_Письменное задание_
Перепечатайте без изменений строки записей от самого начала до строки с «colorbar-label-time: 12 UTC» включительно.

_Данные упражнения_

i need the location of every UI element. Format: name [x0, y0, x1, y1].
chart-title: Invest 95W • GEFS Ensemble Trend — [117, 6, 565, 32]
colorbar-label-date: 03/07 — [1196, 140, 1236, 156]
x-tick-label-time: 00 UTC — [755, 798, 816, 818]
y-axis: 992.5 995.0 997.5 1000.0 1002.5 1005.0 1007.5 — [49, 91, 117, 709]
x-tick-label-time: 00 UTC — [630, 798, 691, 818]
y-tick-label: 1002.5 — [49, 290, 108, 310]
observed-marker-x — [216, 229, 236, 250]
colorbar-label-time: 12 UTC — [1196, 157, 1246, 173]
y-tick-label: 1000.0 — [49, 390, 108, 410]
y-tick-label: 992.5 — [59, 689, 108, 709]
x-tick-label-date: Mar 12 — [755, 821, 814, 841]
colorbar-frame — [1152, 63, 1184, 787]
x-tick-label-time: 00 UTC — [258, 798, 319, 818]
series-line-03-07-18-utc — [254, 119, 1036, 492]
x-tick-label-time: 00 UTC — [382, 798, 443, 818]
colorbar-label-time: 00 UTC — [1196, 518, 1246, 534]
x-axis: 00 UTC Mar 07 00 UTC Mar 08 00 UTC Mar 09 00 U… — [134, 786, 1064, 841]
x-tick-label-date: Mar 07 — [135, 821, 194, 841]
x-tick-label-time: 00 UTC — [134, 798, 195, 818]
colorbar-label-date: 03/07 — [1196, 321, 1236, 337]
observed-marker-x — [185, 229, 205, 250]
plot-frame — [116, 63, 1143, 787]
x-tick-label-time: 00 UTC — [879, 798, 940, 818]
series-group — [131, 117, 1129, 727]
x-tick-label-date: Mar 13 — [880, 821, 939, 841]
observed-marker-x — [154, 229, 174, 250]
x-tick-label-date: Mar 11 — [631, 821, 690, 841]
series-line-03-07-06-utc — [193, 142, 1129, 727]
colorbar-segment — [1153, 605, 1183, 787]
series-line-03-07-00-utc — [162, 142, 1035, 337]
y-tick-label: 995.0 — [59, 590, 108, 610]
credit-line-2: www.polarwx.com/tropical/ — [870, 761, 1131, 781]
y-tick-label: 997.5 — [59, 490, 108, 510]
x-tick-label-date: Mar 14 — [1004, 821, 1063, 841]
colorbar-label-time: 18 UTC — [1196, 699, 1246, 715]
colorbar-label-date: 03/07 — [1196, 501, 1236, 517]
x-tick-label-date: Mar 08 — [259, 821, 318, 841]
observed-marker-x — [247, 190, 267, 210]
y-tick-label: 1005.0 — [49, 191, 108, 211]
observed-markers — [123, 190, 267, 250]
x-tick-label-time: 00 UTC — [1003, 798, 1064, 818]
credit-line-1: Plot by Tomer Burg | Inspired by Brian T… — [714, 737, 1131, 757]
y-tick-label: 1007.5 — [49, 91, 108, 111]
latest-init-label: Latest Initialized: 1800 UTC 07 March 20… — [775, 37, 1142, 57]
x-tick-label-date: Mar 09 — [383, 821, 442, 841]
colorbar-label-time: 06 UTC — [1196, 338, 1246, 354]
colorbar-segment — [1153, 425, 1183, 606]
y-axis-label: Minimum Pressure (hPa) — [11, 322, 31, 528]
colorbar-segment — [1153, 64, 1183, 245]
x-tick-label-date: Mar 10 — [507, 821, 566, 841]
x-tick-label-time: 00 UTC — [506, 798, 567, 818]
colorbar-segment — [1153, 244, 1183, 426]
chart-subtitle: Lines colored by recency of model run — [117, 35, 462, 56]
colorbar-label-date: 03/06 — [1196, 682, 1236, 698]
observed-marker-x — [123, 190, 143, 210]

_Ответ_
i need the location of every UI element. Format: name [x0, y0, x1, y1].
chart-title: Invest 95W • GEFS Ensemble Trend — [117, 6, 565, 32]
colorbar-label-date: 03/07 — [1196, 140, 1236, 156]
x-tick-label-time: 00 UTC — [755, 798, 816, 818]
y-axis: 992.5 995.0 997.5 1000.0 1002.5 1005.0 1007.5 — [49, 91, 117, 709]
x-tick-label-time: 00 UTC — [630, 798, 691, 818]
y-tick-label: 1002.5 — [49, 290, 108, 310]
observed-marker-x — [216, 229, 236, 250]
colorbar-label-time: 12 UTC — [1196, 157, 1246, 173]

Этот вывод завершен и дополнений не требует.